= What the task requires =
Repeat each line exactly, leaving nothing out.
* start *
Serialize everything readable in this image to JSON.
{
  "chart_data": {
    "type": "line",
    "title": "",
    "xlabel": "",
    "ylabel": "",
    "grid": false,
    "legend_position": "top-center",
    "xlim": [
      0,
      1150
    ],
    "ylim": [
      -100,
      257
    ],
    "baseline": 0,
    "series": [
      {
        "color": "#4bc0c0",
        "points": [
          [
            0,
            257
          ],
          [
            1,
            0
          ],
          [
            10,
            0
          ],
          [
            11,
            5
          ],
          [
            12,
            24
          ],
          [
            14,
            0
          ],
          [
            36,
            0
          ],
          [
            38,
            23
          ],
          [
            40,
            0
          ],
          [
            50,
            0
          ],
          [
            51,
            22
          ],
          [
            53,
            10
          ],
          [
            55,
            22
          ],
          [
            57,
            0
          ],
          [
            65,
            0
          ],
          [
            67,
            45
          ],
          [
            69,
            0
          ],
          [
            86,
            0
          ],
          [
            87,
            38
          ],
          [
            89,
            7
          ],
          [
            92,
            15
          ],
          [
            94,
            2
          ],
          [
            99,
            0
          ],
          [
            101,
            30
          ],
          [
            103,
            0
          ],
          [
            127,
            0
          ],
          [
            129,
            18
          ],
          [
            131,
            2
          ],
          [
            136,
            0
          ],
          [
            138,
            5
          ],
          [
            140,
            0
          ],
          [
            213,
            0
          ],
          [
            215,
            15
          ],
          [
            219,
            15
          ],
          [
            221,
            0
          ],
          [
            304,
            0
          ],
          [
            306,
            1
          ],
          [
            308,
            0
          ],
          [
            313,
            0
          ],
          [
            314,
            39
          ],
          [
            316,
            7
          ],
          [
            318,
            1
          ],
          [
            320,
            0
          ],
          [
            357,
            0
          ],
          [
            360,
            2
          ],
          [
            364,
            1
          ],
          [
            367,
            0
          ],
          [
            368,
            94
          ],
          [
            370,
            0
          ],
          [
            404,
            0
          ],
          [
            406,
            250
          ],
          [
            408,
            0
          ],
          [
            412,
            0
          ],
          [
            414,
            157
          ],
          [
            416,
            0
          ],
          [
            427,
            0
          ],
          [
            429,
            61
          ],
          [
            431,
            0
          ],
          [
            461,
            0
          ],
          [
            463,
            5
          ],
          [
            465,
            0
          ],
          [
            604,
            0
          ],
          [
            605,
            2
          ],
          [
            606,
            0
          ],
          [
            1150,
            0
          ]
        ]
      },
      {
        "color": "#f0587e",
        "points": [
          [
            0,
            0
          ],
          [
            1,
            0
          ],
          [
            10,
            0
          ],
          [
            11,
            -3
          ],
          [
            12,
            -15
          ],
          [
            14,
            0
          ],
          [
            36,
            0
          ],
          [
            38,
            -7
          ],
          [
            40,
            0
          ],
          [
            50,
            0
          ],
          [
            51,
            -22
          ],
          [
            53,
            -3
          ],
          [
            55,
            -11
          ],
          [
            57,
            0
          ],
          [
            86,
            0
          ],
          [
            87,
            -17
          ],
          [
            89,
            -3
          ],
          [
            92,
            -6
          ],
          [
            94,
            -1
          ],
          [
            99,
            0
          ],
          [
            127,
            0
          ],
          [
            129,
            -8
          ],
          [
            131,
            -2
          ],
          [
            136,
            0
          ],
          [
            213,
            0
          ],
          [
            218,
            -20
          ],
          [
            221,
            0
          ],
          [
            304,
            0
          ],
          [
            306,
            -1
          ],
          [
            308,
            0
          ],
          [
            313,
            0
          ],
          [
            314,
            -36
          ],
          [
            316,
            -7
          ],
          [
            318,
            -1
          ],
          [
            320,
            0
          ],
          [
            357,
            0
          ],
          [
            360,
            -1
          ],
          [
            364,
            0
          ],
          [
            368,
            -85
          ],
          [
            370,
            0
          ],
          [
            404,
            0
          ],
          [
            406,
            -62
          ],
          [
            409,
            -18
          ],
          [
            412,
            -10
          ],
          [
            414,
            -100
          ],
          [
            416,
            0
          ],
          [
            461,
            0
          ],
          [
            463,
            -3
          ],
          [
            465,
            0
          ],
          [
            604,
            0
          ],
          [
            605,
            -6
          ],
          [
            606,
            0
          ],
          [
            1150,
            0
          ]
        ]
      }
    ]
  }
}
* end *
= Result of this exercise =
Serialize everything readable in this image to JSON.
{
  "chart_data": {
    "type": "line",
    "title": "",
    "xlabel": "",
    "ylabel": "",
    "grid": false,
    "legend_position": "top-center",
    "xlim": [
      0,
      1150
    ],
    "ylim": [
      -100,
      257
    ],
    "baseline": 0,
    "series": [
      {
        "color": "#4bc0c0",
        "points": [
          [
            0,
            257
          ],
          [
            1,
            0
          ],
          [
            10,
            0
          ],
          [
            11,
            5
          ],
          [
            12,
            24
          ],
          [
            14,
            0
          ],
          [
            36,
            0
          ],
          [
            38,
            23
          ],
          [
            40,
            0
          ],
          [
            50,
            0
          ],
          [
            51,
            22
          ],
          [
            53,
            10
          ],
          [
            55,
            22
          ],
          [
            57,
            0
          ],
          [
            65,
            0
          ],
          [
            67,
            45
          ],
          [
            69,
            0
          ],
          [
            86,
            0
          ],
          [
            87,
            38
          ],
          [
            89,
            7
          ],
          [
            92,
            15
          ],
          [
            94,
            2
          ],
          [
            99,
            0
          ],
          [
            101,
            30
          ],
          [
            103,
            0
          ],
          [
            127,
            0
          ],
          [
            129,
            18
          ],
          [
            131,
            2
          ],
          [
            136,
            0
          ],
          [
            138,
            5
          ],
          [
            140,
            0
          ],
          [
            213,
            0
          ],
          [
            215,
            15
          ],
          [
            219,
            15
          ],
          [
            221,
            0
          ],
          [
            304,
            0
          ],
          [
            306,
            1
          ],
          [
            308,
            0
          ],
          [
            313,
            0
          ],
          [
            314,
            39
          ],
          [
            316,
            7
          ],
          [
            318,
            1
          ],
          [
            320,
            0
          ],
          [
            357,
            0
          ],
          [
            360,
            2
          ],
          [
            364,
            1
          ],
          [
            367,
            0
          ],
          [
            368,
            94
          ],
          [
            370,
            0
          ],
          [
            404,
            0
          ],
          [
            406,
            250
          ],
          [
            408,
            0
          ],
          [
            412,
            0
          ],
          [
            414,
            157
          ],
          [
            416,
            0
          ],
          [
            427,
            0
          ],
          [
            429,
            61
          ],
          [
            431,
            0
          ],
          [
            461,
            0
          ],
          [
            463,
            5
          ],
          [
            465,
            0
          ],
          [
            604,
            0
          ],
          [
            605,
            2
          ],
          [
            606,
            0
          ],
          [
            1150,
            0
          ]
        ]
      },
      {
        "color": "#f0587e",
        "points": [
          [
            0,
            0
          ],
          [
            1,
            0
          ],
          [
            10,
            0
          ],
          [
            11,
            -3
          ],
          [
            12,
            -15
          ],
          [
            14,
            0
          ],
          [
            36,
            0
          ],
          [
            38,
            -7
          ],
          [
            40,
            0
          ],
          [
            50,
            0
          ],
          [
            51,
            -22
          ],
          [
            53,
            -3
          ],
          [
            55,
            -11
          ],
          [
            57,
            0
          ],
          [
            86,
            0
          ],
          [
            87,
            -17
          ],
          [
            89,
            -3
          ],
          [
            92,
            -6
          ],
          [
            94,
            -1
          ],
          [
            99,
            0
          ],
          [
            127,
            0
          ],
          [
            129,
            -8
          ],
          [
            131,
            -2
          ],
          [
            136,
            0
          ],
          [
            213,
            0
          ],
          [
            218,
            -20
          ],
          [
            221,
            0
          ],
          [
            304,
            0
          ],
          [
            306,
            -1
          ],
          [
            308,
            0
          ],
          [
            313,
            0
          ],
          [
            314,
            -36
          ],
          [
            316,
            -7
          ],
          [
            318,
            -1
          ],
          [
            320,
            0
          ],
          [
            357,
            0
          ],
          [
            360,
            -1
          ],
          [
            364,
            0
          ],
          [
            368,
            -85
          ],
          [
            370,
            0
          ],
          [
            404,
            0
          ],
          [
            406,
            -62
          ],
          [
            409,
            -18
          ],
          [
            412,
            -10
          ],
          [
            414,
            -100
          ],
          [
            416,
            0
          ],
          [
            461,
            0
          ],
          [
            463,
            -3
          ],
          [
            465,
            0
          ],
          [
            604,
            0
          ],
          [
            605,
            -6
          ],
          [
            606,
            0
          ],
          [
            1150,
            0
          ]
        ]
      }
    ]
  }
}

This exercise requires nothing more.